Problem description ▸ Output every entry exactly, from the first line to the last.

(Stored records)
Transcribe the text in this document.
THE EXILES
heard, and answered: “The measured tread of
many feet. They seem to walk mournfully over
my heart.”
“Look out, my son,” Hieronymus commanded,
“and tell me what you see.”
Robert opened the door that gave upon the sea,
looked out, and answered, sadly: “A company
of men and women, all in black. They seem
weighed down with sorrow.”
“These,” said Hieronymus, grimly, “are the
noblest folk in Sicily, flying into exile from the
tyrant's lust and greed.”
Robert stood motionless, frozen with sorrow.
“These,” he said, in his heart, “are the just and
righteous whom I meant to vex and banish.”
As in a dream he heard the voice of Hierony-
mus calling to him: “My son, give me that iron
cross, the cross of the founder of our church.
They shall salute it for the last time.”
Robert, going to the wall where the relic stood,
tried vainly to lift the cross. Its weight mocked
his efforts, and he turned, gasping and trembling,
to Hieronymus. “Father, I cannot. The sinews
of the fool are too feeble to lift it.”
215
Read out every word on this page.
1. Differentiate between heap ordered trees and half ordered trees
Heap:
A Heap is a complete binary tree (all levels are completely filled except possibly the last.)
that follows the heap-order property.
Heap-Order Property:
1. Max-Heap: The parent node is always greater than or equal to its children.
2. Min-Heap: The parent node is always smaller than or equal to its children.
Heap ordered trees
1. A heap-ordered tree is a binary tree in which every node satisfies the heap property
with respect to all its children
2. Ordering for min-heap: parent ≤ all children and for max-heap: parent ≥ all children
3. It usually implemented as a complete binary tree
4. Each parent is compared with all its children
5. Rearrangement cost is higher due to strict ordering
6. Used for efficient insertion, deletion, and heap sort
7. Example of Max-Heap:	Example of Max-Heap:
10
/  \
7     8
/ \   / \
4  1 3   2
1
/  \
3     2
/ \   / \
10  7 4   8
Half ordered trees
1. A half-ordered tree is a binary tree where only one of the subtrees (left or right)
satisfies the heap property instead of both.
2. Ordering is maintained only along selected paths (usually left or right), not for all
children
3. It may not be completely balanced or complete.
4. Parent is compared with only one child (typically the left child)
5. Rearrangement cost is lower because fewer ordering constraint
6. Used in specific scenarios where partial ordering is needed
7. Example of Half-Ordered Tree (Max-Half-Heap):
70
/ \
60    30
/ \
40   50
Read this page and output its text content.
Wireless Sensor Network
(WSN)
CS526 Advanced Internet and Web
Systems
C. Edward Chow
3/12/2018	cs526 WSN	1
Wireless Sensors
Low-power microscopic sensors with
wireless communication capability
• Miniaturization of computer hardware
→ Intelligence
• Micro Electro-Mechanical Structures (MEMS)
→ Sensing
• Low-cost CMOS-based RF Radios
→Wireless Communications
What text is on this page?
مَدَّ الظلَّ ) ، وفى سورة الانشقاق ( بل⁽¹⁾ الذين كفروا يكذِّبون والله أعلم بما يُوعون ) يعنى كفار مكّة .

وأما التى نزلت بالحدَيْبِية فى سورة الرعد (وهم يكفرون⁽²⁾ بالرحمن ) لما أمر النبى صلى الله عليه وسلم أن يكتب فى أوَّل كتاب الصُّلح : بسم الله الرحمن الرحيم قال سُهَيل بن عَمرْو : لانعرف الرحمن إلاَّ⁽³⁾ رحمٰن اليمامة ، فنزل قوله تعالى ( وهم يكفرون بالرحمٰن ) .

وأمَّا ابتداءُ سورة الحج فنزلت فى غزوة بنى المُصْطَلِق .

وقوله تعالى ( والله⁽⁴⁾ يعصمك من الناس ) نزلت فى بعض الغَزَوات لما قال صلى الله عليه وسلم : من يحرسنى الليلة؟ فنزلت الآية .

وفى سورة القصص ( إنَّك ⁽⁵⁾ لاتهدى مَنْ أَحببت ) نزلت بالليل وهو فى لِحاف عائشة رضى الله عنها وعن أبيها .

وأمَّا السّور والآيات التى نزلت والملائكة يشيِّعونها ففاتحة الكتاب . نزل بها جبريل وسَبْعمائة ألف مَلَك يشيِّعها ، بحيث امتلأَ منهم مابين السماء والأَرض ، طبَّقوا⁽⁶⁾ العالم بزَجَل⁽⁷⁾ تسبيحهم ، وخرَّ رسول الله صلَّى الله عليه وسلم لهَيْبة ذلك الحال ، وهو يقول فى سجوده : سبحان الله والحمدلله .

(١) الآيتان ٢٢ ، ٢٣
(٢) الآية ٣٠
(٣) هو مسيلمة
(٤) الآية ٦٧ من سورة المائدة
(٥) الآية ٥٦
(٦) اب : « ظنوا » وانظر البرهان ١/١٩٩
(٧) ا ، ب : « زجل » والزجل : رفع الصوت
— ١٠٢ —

Result of this exercise ▸
Transcribe the text in this document.
THE EXILES
heard, and answered: “The measured tread of
many feet. They seem to walk mournfully over
my heart.”
“Look out, my son,” Hieronymus commanded,
“and tell me what you see.”
Robert opened the door that gave upon the sea,
looked out, and answered, sadly: “A company
of men and women, all in black. They seem
weighed down with sorrow.”
“These,” said Hieronymus, grimly, “are the
noblest folk in Sicily, flying into exile from the
tyrant's lust and greed.”
Robert stood motionless, frozen with sorrow.
“These,” he said, in his heart, “are the just and
righteous whom I meant to vex and banish.”
As in a dream he heard the voice of Hierony-
mus calling to him: “My son, give me that iron
cross, the cross of the founder of our church.
They shall salute it for the last time.”
Robert, going to the wall where the relic stood,
tried vainly to lift the cross. Its weight mocked
his efforts, and he turned, gasping and trembling,
to Hieronymus. “Father, I cannot. The sinews
of the fool are too feeble to lift it.”
215
Read out every word on this page.
1. Differentiate between heap ordered trees and half ordered trees
Heap:
A Heap is a complete binary tree (all levels are completely filled except possibly the last.)
that follows the heap-order property.
Heap-Order Property:
1. Max-Heap: The parent node is always greater than or equal to its children.
2. Min-Heap: The parent node is always smaller than or equal to its children.
Heap ordered trees
1. A heap-ordered tree is a binary tree in which every node satisfies the heap property
with respect to all its children
2. Ordering for min-heap: parent ≤ all children and for max-heap: parent ≥ all children
3. It usually implemented as a complete binary tree
4. Each parent is compared with all its children
5. Rearrangement cost is higher due to strict ordering
6. Used for efficient insertion, deletion, and heap sort
7. Example of Max-Heap:	Example of Max-Heap:
10
/  \
7     8
/ \   / \
4  1 3   2
1
/  \
3     2
/ \   / \
10  7 4   8
Half ordered trees
1. A half-ordered tree is a binary tree where only one of the subtrees (left or right)
satisfies the heap property instead of both.
2. Ordering is maintained only along selected paths (usually left or right), not for all
children
3. It may not be completely balanced or complete.
4. Parent is compared with only one child (typically the left child)
5. Rearrangement cost is lower because fewer ordering constraint
6. Used in specific scenarios where partial ordering is needed
7. Example of Half-Ordered Tree (Max-Half-Heap):
70
/ \
60    30
/ \
40   50
Read this page and output its text content.
Wireless Sensor Network
(WSN)
CS526 Advanced Internet and Web
Systems
C. Edward Chow
3/12/2018	cs526 WSN	1
Wireless Sensors
Low-power microscopic sensors with
wireless communication capability
• Miniaturization of computer hardware
→ Intelligence
• Micro Electro-Mechanical Structures (MEMS)
→ Sensing
• Low-cost CMOS-based RF Radios
→Wireless Communications
What text is on this page?
مَدَّ الظلَّ ) ، وفى سورة الانشقاق ( بل⁽¹⁾ الذين كفروا يكذِّبون والله أعلم بما يُوعون ) يعنى كفار مكّة .

وأما التى نزلت بالحدَيْبِية فى سورة الرعد (وهم يكفرون⁽²⁾ بالرحمن ) لما أمر النبى صلى الله عليه وسلم أن يكتب فى أوَّل كتاب الصُّلح : بسم الله الرحمن الرحيم قال سُهَيل بن عَمرْو : لانعرف الرحمن إلاَّ⁽³⁾ رحمٰن اليمامة ، فنزل قوله تعالى ( وهم يكفرون بالرحمٰن ) .

وأمَّا ابتداءُ سورة الحج فنزلت فى غزوة بنى المُصْطَلِق .

وقوله تعالى ( والله⁽⁴⁾ يعصمك من الناس ) نزلت فى بعض الغَزَوات لما قال صلى الله عليه وسلم : من يحرسنى الليلة؟ فنزلت الآية .

وفى سورة القصص ( إنَّك ⁽⁵⁾ لاتهدى مَنْ أَحببت ) نزلت بالليل وهو فى لِحاف عائشة رضى الله عنها وعن أبيها .

وأمَّا السّور والآيات التى نزلت والملائكة يشيِّعونها ففاتحة الكتاب . نزل بها جبريل وسَبْعمائة ألف مَلَك يشيِّعها ، بحيث امتلأَ منهم مابين السماء والأَرض ، طبَّقوا⁽⁶⁾ العالم بزَجَل⁽⁷⁾ تسبيحهم ، وخرَّ رسول الله صلَّى الله عليه وسلم لهَيْبة ذلك الحال ، وهو يقول فى سجوده : سبحان الله والحمدلله .

(١) الآيتان ٢٢ ، ٢٣
(٢) الآية ٣٠
(٣) هو مسيلمة
(٤) الآية ٦٧ من سورة المائدة
(٥) الآية ٥٦
(٦) اب : « ظنوا » وانظر البرهان ١/١٩٩
(٧) ا ، ب : « زجل » والزجل : رفع الصوت
— ١٠٢ —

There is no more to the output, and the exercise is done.